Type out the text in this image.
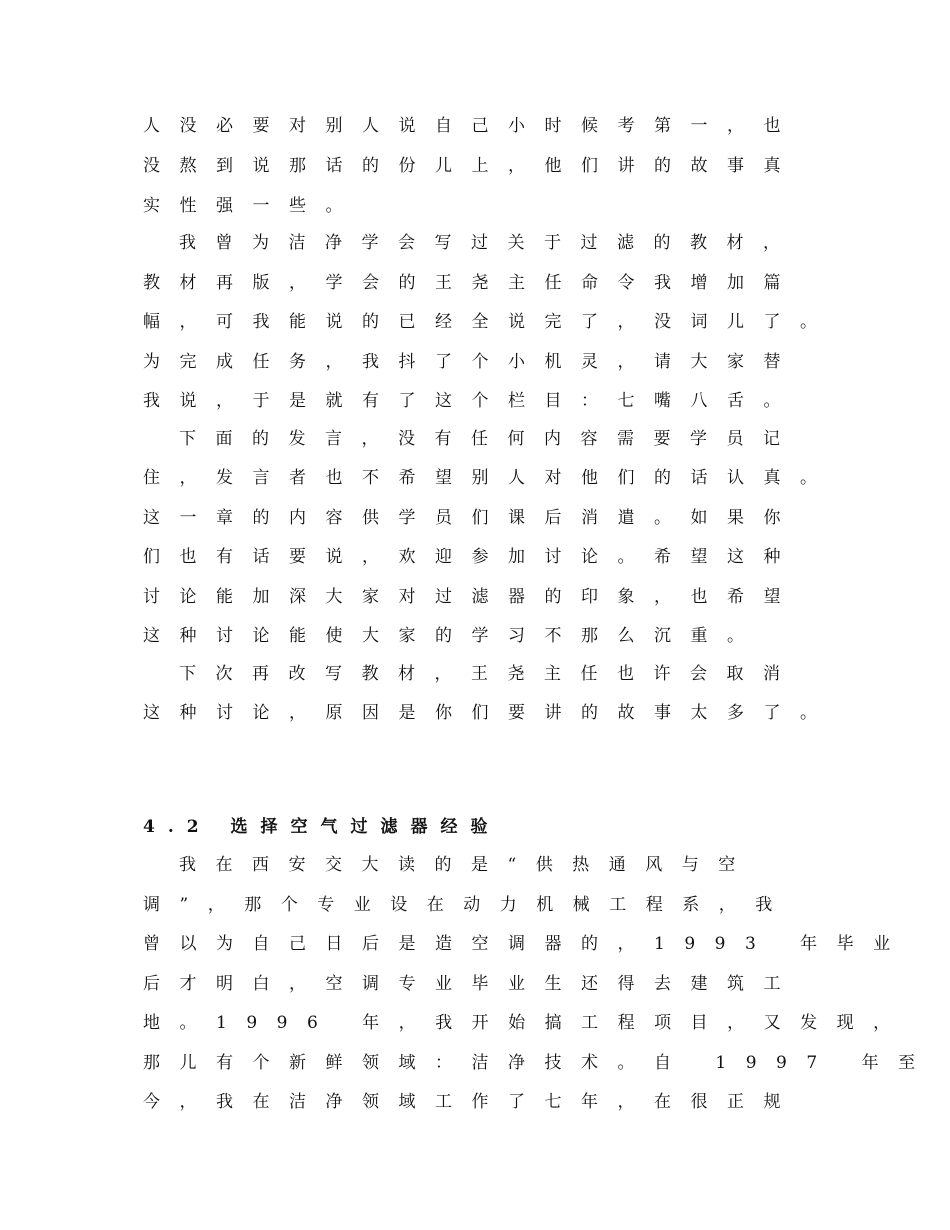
人没必要对别人说自己小时候考第一，也
没熬到说那话的份儿上，他们讲的故事真
实性强一些。
我曾为洁净学会写过关于过滤的教材，
教材再版，学会的王尧主任命令我增加篇
幅，可我能说的已经全说完了，没词儿了。
为完成任务，我抖了个小机灵，请大家替
我说，于是就有了这个栏目：七嘴八舌。
下面的发言，没有任何内容需要学员记
住，发言者也不希望别人对他们的话认真。
这一章的内容供学员们课后消遣。如果你
们也有话要说，欢迎参加讨论。希望这种
讨论能加深大家对过滤器的印象，也希望
这种讨论能使大家的学习不那么沉重。
下次再改写教材，王尧主任也许会取消
这种讨论，原因是你们要讲的故事太多了。
4.2 选择空气过滤器经验
我在西安交大读的是“供热通风与空
调”，那个专业设在动力机械工程系，我
曾以为自己日后是造空调器的，1993 年毕业
后才明白，空调专业毕业生还得去建筑工
地。1996 年，我开始搞工程项目，又发现，
那儿有个新鲜领域：洁净技术。自 1997 年至
今，我在洁净领域工作了七年，在很正规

◇ ◇ ◇

» TASK TO COMPLETE: Transcribe each entry above exactly, apart from the pictures.

» RESULT FOR THIS TASK:
Type out the text in this image.
人没必要对别人说自己小时候考第一，也
没熬到说那话的份儿上，他们讲的故事真
实性强一些。
我曾为洁净学会写过关于过滤的教材，
教材再版，学会的王尧主任命令我增加篇
幅，可我能说的已经全说完了，没词儿了。
为完成任务，我抖了个小机灵，请大家替
我说，于是就有了这个栏目：七嘴八舌。
下面的发言，没有任何内容需要学员记
住，发言者也不希望别人对他们的话认真。
这一章的内容供学员们课后消遣。如果你
们也有话要说，欢迎参加讨论。希望这种
讨论能加深大家对过滤器的印象，也希望
这种讨论能使大家的学习不那么沉重。
下次再改写教材，王尧主任也许会取消
这种讨论，原因是你们要讲的故事太多了。
4.2 选择空气过滤器经验
我在西安交大读的是“供热通风与空
调”，那个专业设在动力机械工程系，我
曾以为自己日后是造空调器的，1993 年毕业
后才明白，空调专业毕业生还得去建筑工
地。1996 年，我开始搞工程项目，又发现，
那儿有个新鲜领域：洁净技术。自 1997 年至
今，我在洁净领域工作了七年，在很正规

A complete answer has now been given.